• The exercise: Print all the records exactly, please.

• Provided records:

******************************

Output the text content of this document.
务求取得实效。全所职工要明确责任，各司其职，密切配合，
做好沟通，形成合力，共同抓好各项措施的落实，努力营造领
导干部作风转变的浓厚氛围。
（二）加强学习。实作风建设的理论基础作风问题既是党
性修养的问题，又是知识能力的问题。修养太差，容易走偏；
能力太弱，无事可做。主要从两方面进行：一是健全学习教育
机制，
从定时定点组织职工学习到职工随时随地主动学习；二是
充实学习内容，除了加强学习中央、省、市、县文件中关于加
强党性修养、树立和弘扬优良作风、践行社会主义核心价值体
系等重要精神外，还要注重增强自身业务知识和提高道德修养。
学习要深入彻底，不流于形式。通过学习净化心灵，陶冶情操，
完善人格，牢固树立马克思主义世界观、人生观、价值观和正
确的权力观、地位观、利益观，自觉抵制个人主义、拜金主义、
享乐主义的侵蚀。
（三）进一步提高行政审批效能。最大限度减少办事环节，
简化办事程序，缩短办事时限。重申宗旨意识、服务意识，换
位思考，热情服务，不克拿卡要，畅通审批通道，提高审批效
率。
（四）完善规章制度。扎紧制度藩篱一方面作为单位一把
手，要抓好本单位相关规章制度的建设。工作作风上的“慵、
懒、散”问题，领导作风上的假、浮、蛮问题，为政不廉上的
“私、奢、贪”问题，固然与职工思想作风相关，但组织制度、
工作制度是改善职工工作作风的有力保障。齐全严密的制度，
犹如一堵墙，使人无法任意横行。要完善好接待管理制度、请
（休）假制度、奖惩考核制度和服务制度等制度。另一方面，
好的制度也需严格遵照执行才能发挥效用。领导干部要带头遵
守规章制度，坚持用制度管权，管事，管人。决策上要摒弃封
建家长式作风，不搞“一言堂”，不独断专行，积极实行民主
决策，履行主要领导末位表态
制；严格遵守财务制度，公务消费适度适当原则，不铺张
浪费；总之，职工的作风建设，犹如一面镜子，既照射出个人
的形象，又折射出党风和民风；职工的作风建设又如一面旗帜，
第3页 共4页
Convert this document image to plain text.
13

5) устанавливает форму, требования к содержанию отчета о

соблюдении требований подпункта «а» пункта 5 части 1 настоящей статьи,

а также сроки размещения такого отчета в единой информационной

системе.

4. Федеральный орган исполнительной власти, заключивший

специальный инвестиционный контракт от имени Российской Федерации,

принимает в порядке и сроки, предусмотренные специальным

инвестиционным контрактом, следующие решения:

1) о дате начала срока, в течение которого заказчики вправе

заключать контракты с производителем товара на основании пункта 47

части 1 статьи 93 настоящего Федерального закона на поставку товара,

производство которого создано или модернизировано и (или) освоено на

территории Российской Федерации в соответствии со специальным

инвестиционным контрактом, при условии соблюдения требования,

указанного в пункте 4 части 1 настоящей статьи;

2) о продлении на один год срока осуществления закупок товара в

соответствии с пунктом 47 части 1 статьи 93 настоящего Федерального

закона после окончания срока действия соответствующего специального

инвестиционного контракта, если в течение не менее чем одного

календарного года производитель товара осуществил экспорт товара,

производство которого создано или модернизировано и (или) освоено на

******************************

• Answer to this problem:
Output the text content of this document.
务求取得实效。全所职工要明确责任，各司其职，密切配合，
做好沟通，形成合力，共同抓好各项措施的落实，努力营造领
导干部作风转变的浓厚氛围。
（二）加强学习。实作风建设的理论基础作风问题既是党
性修养的问题，又是知识能力的问题。修养太差，容易走偏；
能力太弱，无事可做。主要从两方面进行：一是健全学习教育
机制，
从定时定点组织职工学习到职工随时随地主动学习；二是
充实学习内容，除了加强学习中央、省、市、县文件中关于加
强党性修养、树立和弘扬优良作风、践行社会主义核心价值体
系等重要精神外，还要注重增强自身业务知识和提高道德修养。
学习要深入彻底，不流于形式。通过学习净化心灵，陶冶情操，
完善人格，牢固树立马克思主义世界观、人生观、价值观和正
确的权力观、地位观、利益观，自觉抵制个人主义、拜金主义、
享乐主义的侵蚀。
（三）进一步提高行政审批效能。最大限度减少办事环节，
简化办事程序，缩短办事时限。重申宗旨意识、服务意识，换
位思考，热情服务，不克拿卡要，畅通审批通道，提高审批效
率。
（四）完善规章制度。扎紧制度藩篱一方面作为单位一把
手，要抓好本单位相关规章制度的建设。工作作风上的“慵、
懒、散”问题，领导作风上的假、浮、蛮问题，为政不廉上的
“私、奢、贪”问题，固然与职工思想作风相关，但组织制度、
工作制度是改善职工工作作风的有力保障。齐全严密的制度，
犹如一堵墙，使人无法任意横行。要完善好接待管理制度、请
（休）假制度、奖惩考核制度和服务制度等制度。另一方面，
好的制度也需严格遵照执行才能发挥效用。领导干部要带头遵
守规章制度，坚持用制度管权，管事，管人。决策上要摒弃封
建家长式作风，不搞“一言堂”，不独断专行，积极实行民主
决策，履行主要领导末位表态
制；严格遵守财务制度，公务消费适度适当原则，不铺张
浪费；总之，职工的作风建设，犹如一面镜子，既照射出个人
的形象，又折射出党风和民风；职工的作风建设又如一面旗帜，
第3页 共4页
Convert this document image to plain text.
13

5) устанавливает форму, требования к содержанию отчета о

соблюдении требований подпункта «а» пункта 5 части 1 настоящей статьи,

а также сроки размещения такого отчета в единой информационной

системе.

4. Федеральный орган исполнительной власти, заключивший

специальный инвестиционный контракт от имени Российской Федерации,

принимает в порядке и сроки, предусмотренные специальным

инвестиционным контрактом, следующие решения:

1) о дате начала срока, в течение которого заказчики вправе

заключать контракты с производителем товара на основании пункта 47

части 1 статьи 93 настоящего Федерального закона на поставку товара,

производство которого создано или модернизировано и (или) освоено на

территории Российской Федерации в соответствии со специальным

инвестиционным контрактом, при условии соблюдения требования,

указанного в пункте 4 части 1 настоящей статьи;

2) о продлении на один год срока осуществления закупок товара в

соответствии с пунктом 47 части 1 статьи 93 настоящего Федерального

закона после окончания срока действия соответствующего специального

инвестиционного контракта, если в течение не менее чем одного

календарного года производитель товара осуществил экспорт товара,

производство которого создано или модернизировано и (или) освоено на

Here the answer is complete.